RAW DATA:
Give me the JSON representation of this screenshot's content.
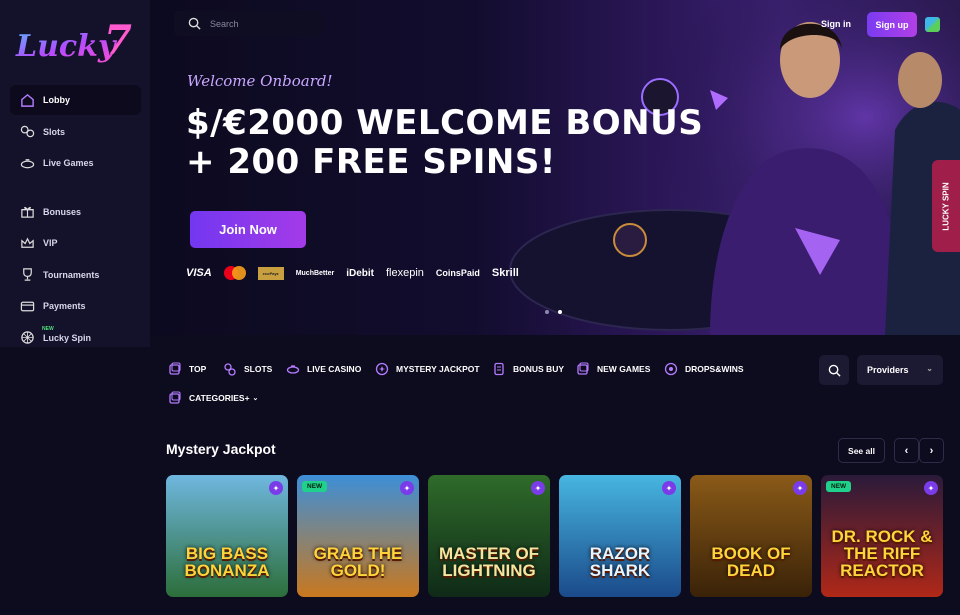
{
  "brand": {
    "logo_text": "Lucky7"
  },
  "sidebar": {
    "items": [
      {
        "label": "Lobby",
        "icon": "home-icon",
        "active": true
      },
      {
        "label": "Slots",
        "icon": "slots-icon"
      },
      {
        "label": "Live Games",
        "icon": "live-games-icon"
      },
      {
        "label": "Bonuses",
        "icon": "gift-icon"
      },
      {
        "label": "VIP",
        "icon": "crown-icon"
      },
      {
        "label": "Tournaments",
        "icon": "trophy-icon"
      },
      {
        "label": "Payments",
        "icon": "card-icon"
      },
      {
        "label": "Lucky Spin",
        "icon": "wheel-icon",
        "tag": "NEW"
      }
    ]
  },
  "header": {
    "search_placeholder": "Search",
    "signin_label": "Sign in",
    "signup_label": "Sign up"
  },
  "hero": {
    "welcome": "Welcome Onboard!",
    "headline_line1": "$/€2000 WELCOME BONUS",
    "headline_line2": "+ 200 FREE SPINS!",
    "join_label": "Join Now",
    "payments": [
      "VISA",
      "Mastercard",
      "ecoPayz",
      "MuchBetter",
      "iDebit",
      "flexepin",
      "CoinsPaid",
      "Skrill"
    ],
    "lucky_spin_tab": "LUCKY SPIN",
    "slides": 2,
    "active_slide": 2
  },
  "categories": [
    {
      "label": "TOP",
      "icon": "top-icon"
    },
    {
      "label": "SLOTS",
      "icon": "slots-icon"
    },
    {
      "label": "LIVE CASINO",
      "icon": "live-casino-icon"
    },
    {
      "label": "MYSTERY JACKPOT",
      "icon": "jackpot-icon"
    },
    {
      "label": "BONUS BUY",
      "icon": "bonus-buy-icon"
    },
    {
      "label": "NEW GAMES",
      "icon": "new-games-icon"
    },
    {
      "label": "DROPS&WINS",
      "icon": "drops-icon"
    },
    {
      "label": "CATEGORIES+",
      "icon": "categories-icon"
    }
  ],
  "filters": {
    "providers_label": "Providers"
  },
  "section": {
    "title": "Mystery Jackpot",
    "see_all_label": "See all"
  },
  "games": [
    {
      "title": "BIG BASS BONANZA",
      "new": false,
      "colors": [
        "#6fb7e0",
        "#2c6e3a"
      ]
    },
    {
      "title": "GRAB THE GOLD!",
      "new": true,
      "colors": [
        "#3d8fd8",
        "#c9781e"
      ]
    },
    {
      "title": "MASTER OF LIGHTNING",
      "new": false,
      "colors": [
        "#2f6b2a",
        "#0f2a18"
      ]
    },
    {
      "title": "RAZOR SHARK",
      "new": false,
      "colors": [
        "#47b6e0",
        "#1a4a8a"
      ]
    },
    {
      "title": "BOOK OF DEAD",
      "new": false,
      "colors": [
        "#8a5a18",
        "#3a2208"
      ]
    },
    {
      "title": "DR. ROCK & THE RIFF REACTOR",
      "new": true,
      "colors": [
        "#2a1a3a",
        "#b02818"
      ]
    }
  ]
}
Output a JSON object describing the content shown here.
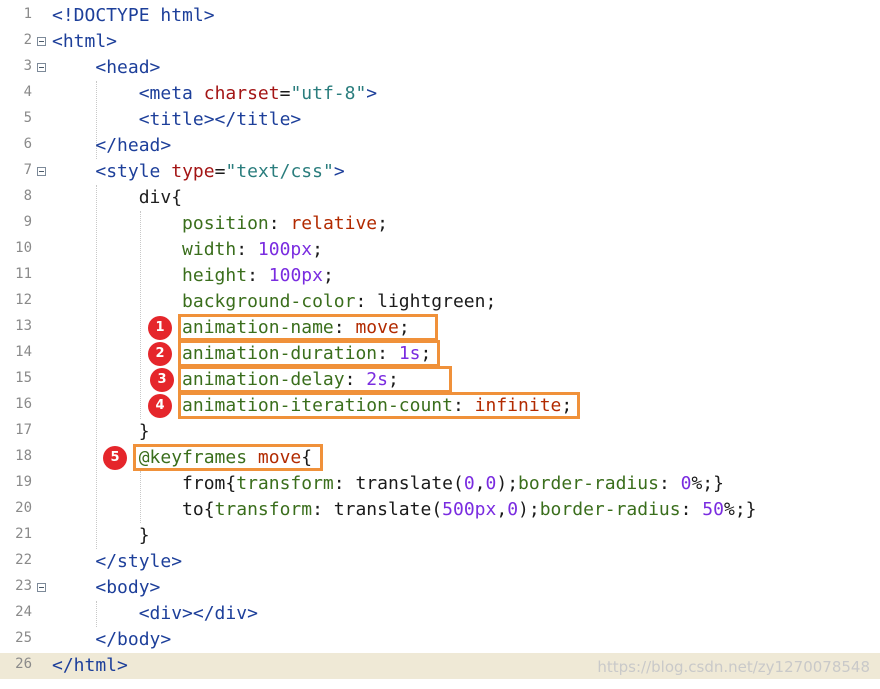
{
  "editor": {
    "lines": [
      {
        "n": "1",
        "code": "<span class=\"tag\">&lt;!DOCTYPE html&gt;</span>"
      },
      {
        "n": "2",
        "code": "<span class=\"tag\">&lt;html&gt;</span>"
      },
      {
        "n": "3",
        "code": "    <span class=\"tag\">&lt;head&gt;</span>"
      },
      {
        "n": "4",
        "code": "        <span class=\"tag\">&lt;meta</span> <span class=\"attr\">charset</span>=<span class=\"str\">\"utf-8\"</span><span class=\"tag\">&gt;</span>"
      },
      {
        "n": "5",
        "code": "        <span class=\"tag\">&lt;title&gt;&lt;/title&gt;</span>"
      },
      {
        "n": "6",
        "code": "    <span class=\"tag\">&lt;/head&gt;</span>"
      },
      {
        "n": "7",
        "code": "    <span class=\"tag\">&lt;style</span> <span class=\"attr\">type</span>=<span class=\"str\">\"text/css\"</span><span class=\"tag\">&gt;</span>"
      },
      {
        "n": "8",
        "code": "        <span class=\"sel\">div{</span>"
      },
      {
        "n": "9",
        "code": "            <span class=\"prop\">position</span>: <span class=\"val\">relative</span>;"
      },
      {
        "n": "10",
        "code": "            <span class=\"prop\">width</span>: <span class=\"num\">100px</span>;"
      },
      {
        "n": "11",
        "code": "            <span class=\"prop\">height</span>: <span class=\"num\">100px</span>;"
      },
      {
        "n": "12",
        "code": "            <span class=\"prop\">background-color</span>: lightgreen;"
      },
      {
        "n": "13",
        "code": "            <span class=\"prop\">animation-name</span>: <span class=\"val\">move</span>;"
      },
      {
        "n": "14",
        "code": "            <span class=\"prop\">animation-duration</span>: <span class=\"num\">1s</span>;"
      },
      {
        "n": "15",
        "code": "            <span class=\"prop\">animation-delay</span>: <span class=\"num\">2s</span>;"
      },
      {
        "n": "16",
        "code": "            <span class=\"prop\">animation-iteration-count</span>: <span class=\"val\">infinite</span>;"
      },
      {
        "n": "17",
        "code": "        }"
      },
      {
        "n": "18",
        "code": "        <span class=\"prop\">@keyframes</span> <span class=\"val\">move</span>{"
      },
      {
        "n": "19",
        "code": "            from{<span class=\"prop\">transform</span>: translate(<span class=\"num\">0</span>,<span class=\"num\">0</span>);<span class=\"prop\">border-radius</span>: <span class=\"num\">0</span>%;}"
      },
      {
        "n": "20",
        "code": "            to{<span class=\"prop\">transform</span>: translate(<span class=\"num\">500px</span>,<span class=\"num\">0</span>);<span class=\"prop\">border-radius</span>: <span class=\"num\">50</span>%;}"
      },
      {
        "n": "21",
        "code": "        }"
      },
      {
        "n": "22",
        "code": "    <span class=\"tag\">&lt;/style&gt;</span>"
      },
      {
        "n": "23",
        "code": "    <span class=\"tag\">&lt;body&gt;</span>"
      },
      {
        "n": "24",
        "code": "        <span class=\"tag\">&lt;div&gt;&lt;/div&gt;</span>"
      },
      {
        "n": "25",
        "code": "    <span class=\"tag\">&lt;/body&gt;</span>"
      },
      {
        "n": "26",
        "code": "<span class=\"tag\">&lt;/html&gt;</span>"
      }
    ],
    "fold_lines": [
      "2",
      "3",
      "7",
      "23"
    ],
    "current_line": "26",
    "colors": {
      "tag": "#1d3f9a",
      "attr": "#a31515",
      "string": "#2a7d7d",
      "property": "#3a6e1c",
      "value": "#b22a00",
      "number": "#7a2ce0",
      "annotation_box": "#f0913a",
      "annotation_badge": "#e5262b",
      "current_line_bg": "#efe9d6"
    }
  },
  "annotations": [
    {
      "label": "1",
      "line": "13"
    },
    {
      "label": "2",
      "line": "14"
    },
    {
      "label": "3",
      "line": "15"
    },
    {
      "label": "4",
      "line": "16"
    },
    {
      "label": "5",
      "line": "18"
    }
  ],
  "watermark": "https://blog.csdn.net/zy1270078548"
}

EXERCISE AIM: Count every line in the listing above that holds "animation", then report only the count.

SOLUTION: 4